Written task -> Write out the full listing exactly as given, minus the images.

==== Given records ====

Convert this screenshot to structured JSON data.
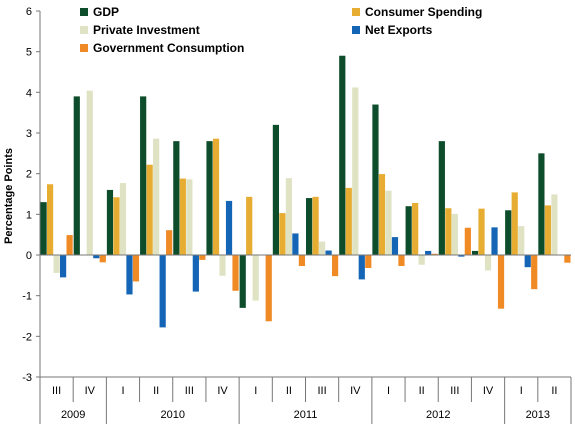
{
  "chart_data": {
    "type": "bar",
    "ylabel": "Percentage Points",
    "ylim": [
      -3,
      6
    ],
    "yticks": [
      -3,
      -2,
      -1,
      0,
      1,
      2,
      3,
      4,
      5,
      6
    ],
    "grid": false,
    "legend_position": "top",
    "categories": [
      "III",
      "IV",
      "I",
      "II",
      "III",
      "IV",
      "I",
      "II",
      "III",
      "IV",
      "I",
      "II",
      "III",
      "IV",
      "I",
      "II"
    ],
    "year_groups": [
      {
        "label": "2009",
        "span": 2
      },
      {
        "label": "2010",
        "span": 4
      },
      {
        "label": "2011",
        "span": 4
      },
      {
        "label": "2012",
        "span": 4
      },
      {
        "label": "2013",
        "span": 2
      }
    ],
    "series": [
      {
        "name": "GDP",
        "color": "#0e4d2c",
        "values": [
          1.3,
          3.9,
          1.6,
          3.9,
          2.8,
          2.8,
          -1.3,
          3.2,
          1.4,
          4.9,
          3.7,
          1.2,
          2.8,
          0.1,
          1.1,
          2.5
        ]
      },
      {
        "name": "Consumer Spending",
        "color": "#e6ad32",
        "values": [
          1.74,
          0.0,
          1.42,
          2.22,
          1.88,
          2.86,
          1.43,
          1.03,
          1.43,
          1.65,
          1.99,
          1.28,
          1.15,
          1.14,
          1.54,
          1.22
        ]
      },
      {
        "name": "Private Investment",
        "color": "#dfe3c3",
        "values": [
          -0.44,
          4.04,
          1.77,
          2.86,
          1.86,
          -0.51,
          -1.12,
          1.89,
          0.33,
          4.12,
          1.58,
          -0.24,
          1.01,
          -0.38,
          0.71,
          1.49
        ]
      },
      {
        "name": "Net Exports",
        "color": "#1565b7",
        "values": [
          -0.55,
          -0.08,
          -0.97,
          -1.78,
          -0.9,
          1.33,
          0.0,
          0.53,
          0.11,
          -0.6,
          0.44,
          0.1,
          -0.04,
          0.68,
          -0.3,
          0.0
        ]
      },
      {
        "name": "Government Consumption",
        "color": "#f08a24",
        "values": [
          0.49,
          -0.18,
          -0.65,
          0.61,
          -0.12,
          -0.88,
          -1.63,
          -0.27,
          -0.52,
          -0.32,
          -0.27,
          0.03,
          0.67,
          -1.32,
          -0.84,
          -0.19
        ]
      }
    ],
    "legend_rows": [
      [
        "GDP",
        "Consumer Spending"
      ],
      [
        "Private Investment",
        "Net Exports"
      ],
      [
        "Government Consumption"
      ]
    ]
  }
}
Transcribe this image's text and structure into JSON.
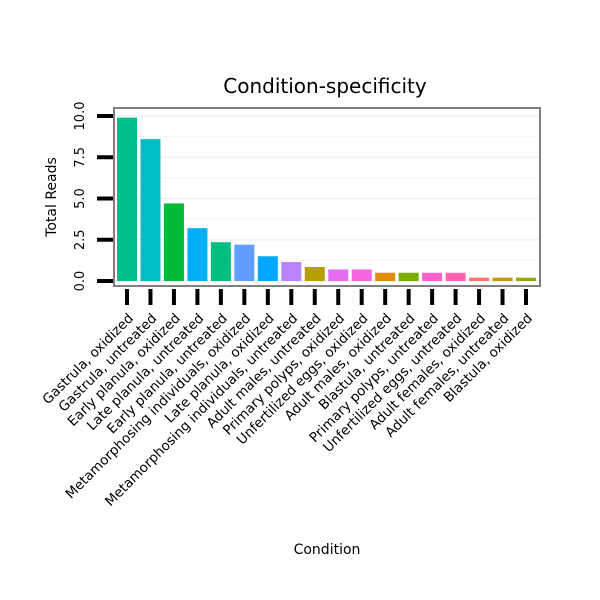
{
  "chart_data": {
    "type": "bar",
    "title": "Condition-specificity",
    "xlabel": "Condition",
    "ylabel": "Total Reads",
    "ylim": [
      0,
      10.3
    ],
    "yticks": [
      0.0,
      2.5,
      5.0,
      7.5,
      10.0
    ],
    "ytick_labels": [
      "0.0",
      "2.5",
      "5.0",
      "7.5",
      "10.0"
    ],
    "grid": true,
    "categories": [
      "Gastrula, oxidized",
      "Gastrula, untreated",
      "Early planula, oxidized",
      "Late planula, untreated",
      "Early planula, untreated",
      "Metamorphosing individuals, oxidized",
      "Late planula, oxidized",
      "Metamorphosing individuals, untreated",
      "Adult males, untreated",
      "Primary polyps, oxidized",
      "Unfertilized eggs, oxidized",
      "Adult males, oxidized",
      "Blastula, untreated",
      "Primary polyps, untreated",
      "Unfertilized eggs, untreated",
      "Adult females, oxidized",
      "Adult females, untreated",
      "Blastula, oxidized"
    ],
    "values": [
      9.9,
      8.6,
      4.7,
      3.2,
      2.35,
      2.2,
      1.5,
      1.15,
      0.85,
      0.7,
      0.7,
      0.5,
      0.5,
      0.5,
      0.5,
      0.2,
      0.2,
      0.2
    ],
    "colors": [
      "#00C08B",
      "#00BFC4",
      "#00BA38",
      "#00B0F6",
      "#00BF7D",
      "#619CFF",
      "#00A9FF",
      "#B983FF",
      "#B79F00",
      "#E76BF3",
      "#F564E3",
      "#DE8C00",
      "#7CAE00",
      "#FD61D1",
      "#FF64B0",
      "#F8766D",
      "#C99800",
      "#9BA500"
    ]
  }
}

====

Full solution ->
Convert this screenshot to structured JSON data.
{
  "chart_data": {
    "type": "bar",
    "ylabel": "Percentage Points",
    "ylim": [
      -3,
      6
    ],
    "yticks": [
      -3,
      -2,
      -1,
      0,
      1,
      2,
      3,
      4,
      5,
      6
    ],
    "grid": false,
    "legend_position": "top",
    "categories": [
      "III",
      "IV",
      "I",
      "II",
      "III",
      "IV",
      "I",
      "II",
      "III",
      "IV",
      "I",
      "II",
      "III",
      "IV",
      "I",
      "II"
    ],
    "year_groups": [
      {
        "label": "2009",
        "span": 2
      },
      {
        "label": "2010",
        "span": 4
      },
      {
        "label": "2011",
        "span": 4
      },
      {
        "label": "2012",
        "span": 4
      },
      {
        "label": "2013",
        "span": 2
      }
    ],
    "series": [
      {
        "name": "GDP",
        "color": "#0e4d2c",
        "values": [
          1.3,
          3.9,
          1.6,
          3.9,
          2.8,
          2.8,
          -1.3,
          3.2,
          1.4,
          4.9,
          3.7,
          1.2,
          2.8,
          0.1,
          1.1,
          2.5
        ]
      },
      {
        "name": "Consumer Spending",
        "color": "#e6ad32",
        "values": [
          1.74,
          0.0,
          1.42,
          2.22,
          1.88,
          2.86,
          1.43,
          1.03,
          1.43,
          1.65,
          1.99,
          1.28,
          1.15,
          1.14,
          1.54,
          1.22
        ]
      },
      {
        "name": "Private Investment",
        "color": "#dfe3c3",
        "values": [
          -0.44,
          4.04,
          1.77,
          2.86,
          1.86,
          -0.51,
          -1.12,
          1.89,
          0.33,
          4.12,
          1.58,
          -0.24,
          1.01,
          -0.38,
          0.71,
          1.49
        ]
      },
      {
        "name": "Net Exports",
        "color": "#1565b7",
        "values": [
          -0.55,
          -0.08,
          -0.97,
          -1.78,
          -0.9,
          1.33,
          0.0,
          0.53,
          0.11,
          -0.6,
          0.44,
          0.1,
          -0.04,
          0.68,
          -0.3,
          0.0
        ]
      },
      {
        "name": "Government Consumption",
        "color": "#f08a24",
        "values": [
          0.49,
          -0.18,
          -0.65,
          0.61,
          -0.12,
          -0.88,
          -1.63,
          -0.27,
          -0.52,
          -0.32,
          -0.27,
          0.03,
          0.67,
          -1.32,
          -0.84,
          -0.19
        ]
      }
    ],
    "legend_rows": [
      [
        "GDP",
        "Consumer Spending"
      ],
      [
        "Private Investment",
        "Net Exports"
      ],
      [
        "Government Consumption"
      ]
    ]
  }
}
Transcribe this image's text and structure into JSON.
{
  "chart_data": {
    "type": "bar",
    "title": "Condition-specificity",
    "xlabel": "Condition",
    "ylabel": "Total Reads",
    "ylim": [
      0,
      10.3
    ],
    "yticks": [
      0.0,
      2.5,
      5.0,
      7.5,
      10.0
    ],
    "ytick_labels": [
      "0.0",
      "2.5",
      "5.0",
      "7.5",
      "10.0"
    ],
    "grid": true,
    "categories": [
      "Gastrula, oxidized",
      "Gastrula, untreated",
      "Early planula, oxidized",
      "Late planula, untreated",
      "Early planula, untreated",
      "Metamorphosing individuals, oxidized",
      "Late planula, oxidized",
      "Metamorphosing individuals, untreated",
      "Adult males, untreated",
      "Primary polyps, oxidized",
      "Unfertilized eggs, oxidized",
      "Adult males, oxidized",
      "Blastula, untreated",
      "Primary polyps, untreated",
      "Unfertilized eggs, untreated",
      "Adult females, oxidized",
      "Adult females, untreated",
      "Blastula, oxidized"
    ],
    "values": [
      9.9,
      8.6,
      4.7,
      3.2,
      2.35,
      2.2,
      1.5,
      1.15,
      0.85,
      0.7,
      0.7,
      0.5,
      0.5,
      0.5,
      0.5,
      0.2,
      0.2,
      0.2
    ],
    "colors": [
      "#00C08B",
      "#00BFC4",
      "#00BA38",
      "#00B0F6",
      "#00BF7D",
      "#619CFF",
      "#00A9FF",
      "#B983FF",
      "#B79F00",
      "#E76BF3",
      "#F564E3",
      "#DE8C00",
      "#7CAE00",
      "#FD61D1",
      "#FF64B0",
      "#F8766D",
      "#C99800",
      "#9BA500"
    ]
  }
}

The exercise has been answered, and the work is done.